**Task**
Rewrite the lines from the start of the listing through the line that contains "- x-tick-label: 20: [310, 364, 325, 380]", inclusive, putting "value-label" wherever "data-label" appears and leaving all else unchanged.

**Data to use**
· · · · · · ·
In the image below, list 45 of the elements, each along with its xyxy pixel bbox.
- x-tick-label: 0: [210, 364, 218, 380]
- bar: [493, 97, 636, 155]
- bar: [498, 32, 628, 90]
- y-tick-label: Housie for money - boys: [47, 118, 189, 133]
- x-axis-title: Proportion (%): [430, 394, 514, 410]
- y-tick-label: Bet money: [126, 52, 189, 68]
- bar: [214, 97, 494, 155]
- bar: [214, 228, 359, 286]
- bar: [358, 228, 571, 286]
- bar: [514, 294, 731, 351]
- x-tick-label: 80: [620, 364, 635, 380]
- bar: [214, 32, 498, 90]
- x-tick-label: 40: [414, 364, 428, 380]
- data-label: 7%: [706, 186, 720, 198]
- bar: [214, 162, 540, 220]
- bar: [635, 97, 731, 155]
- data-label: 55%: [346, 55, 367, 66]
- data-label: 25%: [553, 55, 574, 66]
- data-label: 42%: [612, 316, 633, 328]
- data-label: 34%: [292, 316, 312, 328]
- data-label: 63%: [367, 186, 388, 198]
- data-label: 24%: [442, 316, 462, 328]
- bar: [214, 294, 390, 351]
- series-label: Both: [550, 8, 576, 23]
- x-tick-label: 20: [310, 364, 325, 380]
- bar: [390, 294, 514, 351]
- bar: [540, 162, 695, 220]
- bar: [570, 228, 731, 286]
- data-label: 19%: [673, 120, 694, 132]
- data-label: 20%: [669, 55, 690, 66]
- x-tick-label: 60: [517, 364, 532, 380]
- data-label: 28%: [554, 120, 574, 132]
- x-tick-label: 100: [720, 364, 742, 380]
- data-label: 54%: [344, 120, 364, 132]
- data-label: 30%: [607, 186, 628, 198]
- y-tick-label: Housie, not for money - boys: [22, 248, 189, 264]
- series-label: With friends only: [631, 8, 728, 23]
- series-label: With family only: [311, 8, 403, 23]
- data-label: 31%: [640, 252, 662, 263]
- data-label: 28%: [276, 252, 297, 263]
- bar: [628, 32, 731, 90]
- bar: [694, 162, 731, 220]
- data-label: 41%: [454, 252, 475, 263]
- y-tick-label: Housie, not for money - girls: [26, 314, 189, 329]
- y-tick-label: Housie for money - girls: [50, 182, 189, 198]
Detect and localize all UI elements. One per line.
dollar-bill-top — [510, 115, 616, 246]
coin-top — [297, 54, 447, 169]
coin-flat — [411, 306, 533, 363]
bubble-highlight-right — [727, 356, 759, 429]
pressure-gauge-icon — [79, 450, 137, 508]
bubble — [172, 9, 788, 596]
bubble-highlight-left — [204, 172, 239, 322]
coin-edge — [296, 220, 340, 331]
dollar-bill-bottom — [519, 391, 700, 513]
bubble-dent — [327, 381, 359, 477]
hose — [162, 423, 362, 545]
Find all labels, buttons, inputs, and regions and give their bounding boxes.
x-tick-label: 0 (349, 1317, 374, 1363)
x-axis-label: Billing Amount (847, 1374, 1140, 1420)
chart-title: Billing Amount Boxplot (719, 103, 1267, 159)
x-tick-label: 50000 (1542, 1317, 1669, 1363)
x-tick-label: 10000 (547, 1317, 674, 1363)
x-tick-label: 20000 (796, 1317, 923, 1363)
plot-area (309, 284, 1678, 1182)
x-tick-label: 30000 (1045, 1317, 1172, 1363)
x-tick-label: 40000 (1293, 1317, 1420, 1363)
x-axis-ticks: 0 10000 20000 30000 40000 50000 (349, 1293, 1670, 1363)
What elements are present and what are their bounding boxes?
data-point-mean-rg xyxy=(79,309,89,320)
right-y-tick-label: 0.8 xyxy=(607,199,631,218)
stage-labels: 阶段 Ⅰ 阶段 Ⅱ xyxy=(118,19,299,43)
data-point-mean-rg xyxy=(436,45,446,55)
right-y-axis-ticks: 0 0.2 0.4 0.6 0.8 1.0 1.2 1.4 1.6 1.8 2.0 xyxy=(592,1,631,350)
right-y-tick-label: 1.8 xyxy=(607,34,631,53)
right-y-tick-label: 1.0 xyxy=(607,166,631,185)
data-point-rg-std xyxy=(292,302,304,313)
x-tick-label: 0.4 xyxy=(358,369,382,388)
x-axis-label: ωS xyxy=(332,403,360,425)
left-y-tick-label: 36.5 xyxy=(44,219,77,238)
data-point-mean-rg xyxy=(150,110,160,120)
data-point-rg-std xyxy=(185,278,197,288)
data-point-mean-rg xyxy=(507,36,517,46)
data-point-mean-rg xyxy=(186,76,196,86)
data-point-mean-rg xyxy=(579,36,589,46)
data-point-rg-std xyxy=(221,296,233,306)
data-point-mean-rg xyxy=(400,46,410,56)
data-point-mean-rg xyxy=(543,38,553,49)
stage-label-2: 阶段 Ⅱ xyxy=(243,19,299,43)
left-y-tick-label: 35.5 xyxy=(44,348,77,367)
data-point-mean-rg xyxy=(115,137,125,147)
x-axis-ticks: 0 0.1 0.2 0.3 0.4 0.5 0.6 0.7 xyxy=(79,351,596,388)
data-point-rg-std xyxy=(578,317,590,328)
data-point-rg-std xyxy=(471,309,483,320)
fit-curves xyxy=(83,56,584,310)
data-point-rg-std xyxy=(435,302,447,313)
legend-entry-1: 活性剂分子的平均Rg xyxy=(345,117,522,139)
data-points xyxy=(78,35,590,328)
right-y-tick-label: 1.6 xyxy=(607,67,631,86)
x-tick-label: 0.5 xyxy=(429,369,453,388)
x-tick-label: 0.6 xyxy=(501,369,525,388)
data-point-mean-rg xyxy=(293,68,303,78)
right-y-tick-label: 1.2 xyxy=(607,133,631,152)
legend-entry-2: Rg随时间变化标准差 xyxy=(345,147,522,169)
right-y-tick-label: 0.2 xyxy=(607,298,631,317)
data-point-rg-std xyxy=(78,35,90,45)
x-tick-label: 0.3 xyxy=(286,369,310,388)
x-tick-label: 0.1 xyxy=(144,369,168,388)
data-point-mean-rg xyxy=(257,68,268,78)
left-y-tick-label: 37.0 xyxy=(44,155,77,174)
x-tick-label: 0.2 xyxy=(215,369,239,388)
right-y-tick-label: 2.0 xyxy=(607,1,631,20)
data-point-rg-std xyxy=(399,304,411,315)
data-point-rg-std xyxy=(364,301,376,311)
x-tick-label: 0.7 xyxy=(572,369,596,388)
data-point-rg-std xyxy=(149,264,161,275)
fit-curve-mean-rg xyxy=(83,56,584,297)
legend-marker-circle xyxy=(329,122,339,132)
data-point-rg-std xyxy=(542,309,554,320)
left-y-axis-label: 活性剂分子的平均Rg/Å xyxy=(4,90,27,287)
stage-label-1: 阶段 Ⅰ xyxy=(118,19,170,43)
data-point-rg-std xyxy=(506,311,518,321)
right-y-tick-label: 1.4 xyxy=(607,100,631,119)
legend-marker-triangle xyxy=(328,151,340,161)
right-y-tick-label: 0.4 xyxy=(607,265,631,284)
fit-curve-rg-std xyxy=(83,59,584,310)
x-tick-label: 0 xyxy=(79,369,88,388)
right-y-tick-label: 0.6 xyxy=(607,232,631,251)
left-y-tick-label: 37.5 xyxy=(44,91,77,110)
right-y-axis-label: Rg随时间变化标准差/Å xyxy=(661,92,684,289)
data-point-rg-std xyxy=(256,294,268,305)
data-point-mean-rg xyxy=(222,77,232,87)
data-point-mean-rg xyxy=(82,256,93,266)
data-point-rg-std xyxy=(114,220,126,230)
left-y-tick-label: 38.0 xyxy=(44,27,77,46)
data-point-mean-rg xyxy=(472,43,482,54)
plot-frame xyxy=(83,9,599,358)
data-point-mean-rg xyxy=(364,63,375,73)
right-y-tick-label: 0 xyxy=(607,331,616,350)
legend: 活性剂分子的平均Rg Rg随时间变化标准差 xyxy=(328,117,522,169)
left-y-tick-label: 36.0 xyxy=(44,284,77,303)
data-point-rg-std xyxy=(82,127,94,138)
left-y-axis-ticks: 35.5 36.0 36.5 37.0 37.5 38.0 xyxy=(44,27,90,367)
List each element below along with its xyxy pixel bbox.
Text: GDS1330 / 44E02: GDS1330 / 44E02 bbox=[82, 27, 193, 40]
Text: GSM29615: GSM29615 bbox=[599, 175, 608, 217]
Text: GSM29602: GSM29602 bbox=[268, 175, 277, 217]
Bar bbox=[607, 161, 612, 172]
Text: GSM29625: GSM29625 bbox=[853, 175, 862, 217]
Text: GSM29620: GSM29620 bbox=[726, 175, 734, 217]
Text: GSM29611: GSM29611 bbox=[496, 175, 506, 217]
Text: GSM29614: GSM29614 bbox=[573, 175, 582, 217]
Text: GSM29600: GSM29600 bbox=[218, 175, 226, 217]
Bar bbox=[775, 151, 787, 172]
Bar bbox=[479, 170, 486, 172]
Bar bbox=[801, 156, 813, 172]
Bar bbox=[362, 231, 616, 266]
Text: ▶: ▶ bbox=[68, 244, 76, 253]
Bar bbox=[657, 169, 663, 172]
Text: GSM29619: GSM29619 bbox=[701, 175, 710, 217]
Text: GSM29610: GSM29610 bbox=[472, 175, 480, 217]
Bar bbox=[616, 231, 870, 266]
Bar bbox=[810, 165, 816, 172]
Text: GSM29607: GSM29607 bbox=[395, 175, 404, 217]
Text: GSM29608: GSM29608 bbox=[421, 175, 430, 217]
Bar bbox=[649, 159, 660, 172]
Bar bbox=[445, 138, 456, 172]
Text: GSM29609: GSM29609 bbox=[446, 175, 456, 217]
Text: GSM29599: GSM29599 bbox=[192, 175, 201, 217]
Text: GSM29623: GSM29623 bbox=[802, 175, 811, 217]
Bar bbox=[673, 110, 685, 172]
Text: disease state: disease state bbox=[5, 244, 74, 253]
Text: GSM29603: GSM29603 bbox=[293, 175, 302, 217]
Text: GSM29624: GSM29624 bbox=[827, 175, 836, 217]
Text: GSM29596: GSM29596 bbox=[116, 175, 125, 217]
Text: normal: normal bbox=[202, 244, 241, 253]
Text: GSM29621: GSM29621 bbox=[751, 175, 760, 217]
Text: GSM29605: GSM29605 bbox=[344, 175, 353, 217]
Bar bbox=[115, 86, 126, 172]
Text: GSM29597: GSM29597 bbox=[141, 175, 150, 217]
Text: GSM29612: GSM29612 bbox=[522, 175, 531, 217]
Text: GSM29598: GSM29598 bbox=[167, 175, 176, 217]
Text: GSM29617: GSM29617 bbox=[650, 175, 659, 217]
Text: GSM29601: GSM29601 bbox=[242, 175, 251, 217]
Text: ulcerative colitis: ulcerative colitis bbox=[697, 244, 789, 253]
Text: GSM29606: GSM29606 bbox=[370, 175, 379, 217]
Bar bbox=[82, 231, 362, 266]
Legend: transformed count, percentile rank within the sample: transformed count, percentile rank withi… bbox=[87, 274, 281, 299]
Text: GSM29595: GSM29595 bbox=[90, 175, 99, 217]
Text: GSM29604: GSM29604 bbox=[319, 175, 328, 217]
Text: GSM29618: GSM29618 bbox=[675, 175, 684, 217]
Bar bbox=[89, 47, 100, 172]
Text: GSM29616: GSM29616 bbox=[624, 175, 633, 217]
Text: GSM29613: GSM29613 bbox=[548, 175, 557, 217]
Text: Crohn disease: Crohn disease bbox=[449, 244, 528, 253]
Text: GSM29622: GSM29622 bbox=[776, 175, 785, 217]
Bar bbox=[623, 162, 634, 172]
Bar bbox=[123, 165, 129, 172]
· · · · · · ·
**Output for this task**
In the image below, list 45 of the elements, each along with its xyxy pixel bbox.
- x-tick-label: 0: [210, 364, 218, 380]
- bar: [493, 97, 636, 155]
- bar: [498, 32, 628, 90]
- y-tick-label: Housie for money - boys: [47, 118, 189, 133]
- x-axis-title: Proportion (%): [430, 394, 514, 410]
- y-tick-label: Bet money: [126, 52, 189, 68]
- bar: [214, 97, 494, 155]
- bar: [214, 228, 359, 286]
- bar: [358, 228, 571, 286]
- bar: [514, 294, 731, 351]
- x-tick-label: 80: [620, 364, 635, 380]
- bar: [214, 32, 498, 90]
- x-tick-label: 40: [414, 364, 428, 380]
- value-label: 7%: [706, 186, 720, 198]
- bar: [214, 162, 540, 220]
- bar: [635, 97, 731, 155]
- value-label: 55%: [346, 55, 367, 66]
- value-label: 25%: [553, 55, 574, 66]
- value-label: 42%: [612, 316, 633, 328]
- value-label: 34%: [292, 316, 312, 328]
- value-label: 63%: [367, 186, 388, 198]
- value-label: 24%: [442, 316, 462, 328]
- bar: [214, 294, 390, 351]
- series-label: Both: [550, 8, 576, 23]
- x-tick-label: 20: [310, 364, 325, 380]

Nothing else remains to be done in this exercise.